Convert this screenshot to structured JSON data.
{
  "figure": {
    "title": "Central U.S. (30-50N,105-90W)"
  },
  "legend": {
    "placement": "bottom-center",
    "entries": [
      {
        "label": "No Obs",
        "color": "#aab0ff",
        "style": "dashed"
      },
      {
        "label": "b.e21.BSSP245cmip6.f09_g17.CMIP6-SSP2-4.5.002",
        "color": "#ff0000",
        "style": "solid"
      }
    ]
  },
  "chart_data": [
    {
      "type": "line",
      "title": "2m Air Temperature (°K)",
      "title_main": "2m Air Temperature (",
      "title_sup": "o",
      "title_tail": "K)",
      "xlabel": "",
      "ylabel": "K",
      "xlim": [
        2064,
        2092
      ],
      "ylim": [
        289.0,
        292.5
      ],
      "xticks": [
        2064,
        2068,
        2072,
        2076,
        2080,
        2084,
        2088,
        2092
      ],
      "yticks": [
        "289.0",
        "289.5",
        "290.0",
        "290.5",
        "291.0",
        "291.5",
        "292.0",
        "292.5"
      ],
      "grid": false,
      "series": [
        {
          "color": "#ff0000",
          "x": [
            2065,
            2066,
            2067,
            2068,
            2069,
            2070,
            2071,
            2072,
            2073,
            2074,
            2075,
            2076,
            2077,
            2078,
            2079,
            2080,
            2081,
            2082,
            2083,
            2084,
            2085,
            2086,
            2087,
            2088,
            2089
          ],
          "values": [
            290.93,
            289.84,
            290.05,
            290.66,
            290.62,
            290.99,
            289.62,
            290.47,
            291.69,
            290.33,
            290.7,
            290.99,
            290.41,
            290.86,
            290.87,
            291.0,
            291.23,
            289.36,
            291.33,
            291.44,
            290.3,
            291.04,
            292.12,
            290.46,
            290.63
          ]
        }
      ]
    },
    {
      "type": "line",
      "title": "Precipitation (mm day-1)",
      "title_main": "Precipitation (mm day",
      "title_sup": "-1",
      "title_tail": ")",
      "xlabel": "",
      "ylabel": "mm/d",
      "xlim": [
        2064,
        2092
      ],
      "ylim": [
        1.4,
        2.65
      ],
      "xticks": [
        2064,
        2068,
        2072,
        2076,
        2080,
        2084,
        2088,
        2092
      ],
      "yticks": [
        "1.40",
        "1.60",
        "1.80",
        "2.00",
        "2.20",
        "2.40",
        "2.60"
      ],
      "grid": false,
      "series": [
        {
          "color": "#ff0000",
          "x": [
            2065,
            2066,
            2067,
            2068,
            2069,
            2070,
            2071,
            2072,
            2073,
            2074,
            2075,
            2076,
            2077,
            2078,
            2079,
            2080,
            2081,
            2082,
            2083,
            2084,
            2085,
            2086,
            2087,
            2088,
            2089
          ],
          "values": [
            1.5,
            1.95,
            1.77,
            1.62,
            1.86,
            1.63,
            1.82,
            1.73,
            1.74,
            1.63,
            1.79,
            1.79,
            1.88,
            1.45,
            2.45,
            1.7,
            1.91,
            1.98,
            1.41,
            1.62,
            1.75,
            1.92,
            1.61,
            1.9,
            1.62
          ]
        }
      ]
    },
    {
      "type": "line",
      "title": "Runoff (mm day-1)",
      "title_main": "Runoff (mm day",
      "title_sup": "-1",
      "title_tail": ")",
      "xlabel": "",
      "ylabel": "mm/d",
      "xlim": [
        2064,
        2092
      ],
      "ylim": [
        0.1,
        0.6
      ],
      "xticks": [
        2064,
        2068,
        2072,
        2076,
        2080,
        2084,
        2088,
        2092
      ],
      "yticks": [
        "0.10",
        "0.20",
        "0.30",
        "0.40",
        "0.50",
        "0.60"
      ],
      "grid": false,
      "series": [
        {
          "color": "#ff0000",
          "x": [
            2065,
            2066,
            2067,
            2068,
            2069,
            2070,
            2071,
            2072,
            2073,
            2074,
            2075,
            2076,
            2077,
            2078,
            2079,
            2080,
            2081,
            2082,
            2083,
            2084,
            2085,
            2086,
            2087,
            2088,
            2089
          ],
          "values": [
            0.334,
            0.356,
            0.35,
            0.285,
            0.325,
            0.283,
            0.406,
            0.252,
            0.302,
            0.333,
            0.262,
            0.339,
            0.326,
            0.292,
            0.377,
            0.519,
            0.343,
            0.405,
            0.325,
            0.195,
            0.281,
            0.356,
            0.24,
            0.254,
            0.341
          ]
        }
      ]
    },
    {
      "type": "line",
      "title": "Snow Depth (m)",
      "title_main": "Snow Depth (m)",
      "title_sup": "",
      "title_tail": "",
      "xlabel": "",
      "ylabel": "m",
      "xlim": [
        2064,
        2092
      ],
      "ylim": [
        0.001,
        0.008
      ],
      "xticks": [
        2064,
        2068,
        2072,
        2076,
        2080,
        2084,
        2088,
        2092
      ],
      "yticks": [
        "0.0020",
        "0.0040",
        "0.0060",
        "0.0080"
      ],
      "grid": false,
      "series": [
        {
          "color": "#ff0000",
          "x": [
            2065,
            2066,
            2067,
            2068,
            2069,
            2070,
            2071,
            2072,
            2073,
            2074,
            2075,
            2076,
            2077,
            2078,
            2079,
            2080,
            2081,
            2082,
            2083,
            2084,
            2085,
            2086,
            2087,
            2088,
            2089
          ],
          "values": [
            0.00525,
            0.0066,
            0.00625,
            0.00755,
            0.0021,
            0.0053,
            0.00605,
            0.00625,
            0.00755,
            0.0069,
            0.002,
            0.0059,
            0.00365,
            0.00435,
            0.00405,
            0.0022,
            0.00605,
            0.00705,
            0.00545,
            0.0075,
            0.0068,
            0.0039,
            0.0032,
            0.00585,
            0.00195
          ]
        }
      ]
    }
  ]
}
◆ ◆ ◆ ◆ ◆
## Stated task
Extract each line from the listing above, please, and repeat it exactly.

## Exercise solution
Convert this screenshot to structured JSON data.
{
  "figure": {
    "title": "Central U.S. (30-50N,105-90W)"
  },
  "legend": {
    "placement": "bottom-center",
    "entries": [
      {
        "label": "No Obs",
        "color": "#aab0ff",
        "style": "dashed"
      },
      {
        "label": "b.e21.BSSP245cmip6.f09_g17.CMIP6-SSP2-4.5.002",
        "color": "#ff0000",
        "style": "solid"
      }
    ]
  },
  "chart_data": [
    {
      "type": "line",
      "title": "2m Air Temperature (°K)",
      "title_main": "2m Air Temperature (",
      "title_sup": "o",
      "title_tail": "K)",
      "xlabel": "",
      "ylabel": "K",
      "xlim": [
        2064,
        2092
      ],
      "ylim": [
        289.0,
        292.5
      ],
      "xticks": [
        2064,
        2068,
        2072,
        2076,
        2080,
        2084,
        2088,
        2092
      ],
      "yticks": [
        "289.0",
        "289.5",
        "290.0",
        "290.5",
        "291.0",
        "291.5",
        "292.0",
        "292.5"
      ],
      "grid": false,
      "series": [
        {
          "color": "#ff0000",
          "x": [
            2065,
            2066,
            2067,
            2068,
            2069,
            2070,
            2071,
            2072,
            2073,
            2074,
            2075,
            2076,
            2077,
            2078,
            2079,
            2080,
            2081,
            2082,
            2083,
            2084,
            2085,
            2086,
            2087,
            2088,
            2089
          ],
          "values": [
            290.93,
            289.84,
            290.05,
            290.66,
            290.62,
            290.99,
            289.62,
            290.47,
            291.69,
            290.33,
            290.7,
            290.99,
            290.41,
            290.86,
            290.87,
            291.0,
            291.23,
            289.36,
            291.33,
            291.44,
            290.3,
            291.04,
            292.12,
            290.46,
            290.63
          ]
        }
      ]
    },
    {
      "type": "line",
      "title": "Precipitation (mm day-1)",
      "title_main": "Precipitation (mm day",
      "title_sup": "-1",
      "title_tail": ")",
      "xlabel": "",
      "ylabel": "mm/d",
      "xlim": [
        2064,
        2092
      ],
      "ylim": [
        1.4,
        2.65
      ],
      "xticks": [
        2064,
        2068,
        2072,
        2076,
        2080,
        2084,
        2088,
        2092
      ],
      "yticks": [
        "1.40",
        "1.60",
        "1.80",
        "2.00",
        "2.20",
        "2.40",
        "2.60"
      ],
      "grid": false,
      "series": [
        {
          "color": "#ff0000",
          "x": [
            2065,
            2066,
            2067,
            2068,
            2069,
            2070,
            2071,
            2072,
            2073,
            2074,
            2075,
            2076,
            2077,
            2078,
            2079,
            2080,
            2081,
            2082,
            2083,
            2084,
            2085,
            2086,
            2087,
            2088,
            2089
          ],
          "values": [
            1.5,
            1.95,
            1.77,
            1.62,
            1.86,
            1.63,
            1.82,
            1.73,
            1.74,
            1.63,
            1.79,
            1.79,
            1.88,
            1.45,
            2.45,
            1.7,
            1.91,
            1.98,
            1.41,
            1.62,
            1.75,
            1.92,
            1.61,
            1.9,
            1.62
          ]
        }
      ]
    },
    {
      "type": "line",
      "title": "Runoff (mm day-1)",
      "title_main": "Runoff (mm day",
      "title_sup": "-1",
      "title_tail": ")",
      "xlabel": "",
      "ylabel": "mm/d",
      "xlim": [
        2064,
        2092
      ],
      "ylim": [
        0.1,
        0.6
      ],
      "xticks": [
        2064,
        2068,
        2072,
        2076,
        2080,
        2084,
        2088,
        2092
      ],
      "yticks": [
        "0.10",
        "0.20",
        "0.30",
        "0.40",
        "0.50",
        "0.60"
      ],
      "grid": false,
      "series": [
        {
          "color": "#ff0000",
          "x": [
            2065,
            2066,
            2067,
            2068,
            2069,
            2070,
            2071,
            2072,
            2073,
            2074,
            2075,
            2076,
            2077,
            2078,
            2079,
            2080,
            2081,
            2082,
            2083,
            2084,
            2085,
            2086,
            2087,
            2088,
            2089
          ],
          "values": [
            0.334,
            0.356,
            0.35,
            0.285,
            0.325,
            0.283,
            0.406,
            0.252,
            0.302,
            0.333,
            0.262,
            0.339,
            0.326,
            0.292,
            0.377,
            0.519,
            0.343,
            0.405,
            0.325,
            0.195,
            0.281,
            0.356,
            0.24,
            0.254,
            0.341
          ]
        }
      ]
    },
    {
      "type": "line",
      "title": "Snow Depth (m)",
      "title_main": "Snow Depth (m)",
      "title_sup": "",
      "title_tail": "",
      "xlabel": "",
      "ylabel": "m",
      "xlim": [
        2064,
        2092
      ],
      "ylim": [
        0.001,
        0.008
      ],
      "xticks": [
        2064,
        2068,
        2072,
        2076,
        2080,
        2084,
        2088,
        2092
      ],
      "yticks": [
        "0.0020",
        "0.0040",
        "0.0060",
        "0.0080"
      ],
      "grid": false,
      "series": [
        {
          "color": "#ff0000",
          "x": [
            2065,
            2066,
            2067,
            2068,
            2069,
            2070,
            2071,
            2072,
            2073,
            2074,
            2075,
            2076,
            2077,
            2078,
            2079,
            2080,
            2081,
            2082,
            2083,
            2084,
            2085,
            2086,
            2087,
            2088,
            2089
          ],
          "values": [
            0.00525,
            0.0066,
            0.00625,
            0.00755,
            0.0021,
            0.0053,
            0.00605,
            0.00625,
            0.00755,
            0.0069,
            0.002,
            0.0059,
            0.00365,
            0.00435,
            0.00405,
            0.0022,
            0.00605,
            0.00705,
            0.00545,
            0.0075,
            0.0068,
            0.0039,
            0.0032,
            0.00585,
            0.00195
          ]
        }
      ]
    }
  ]
}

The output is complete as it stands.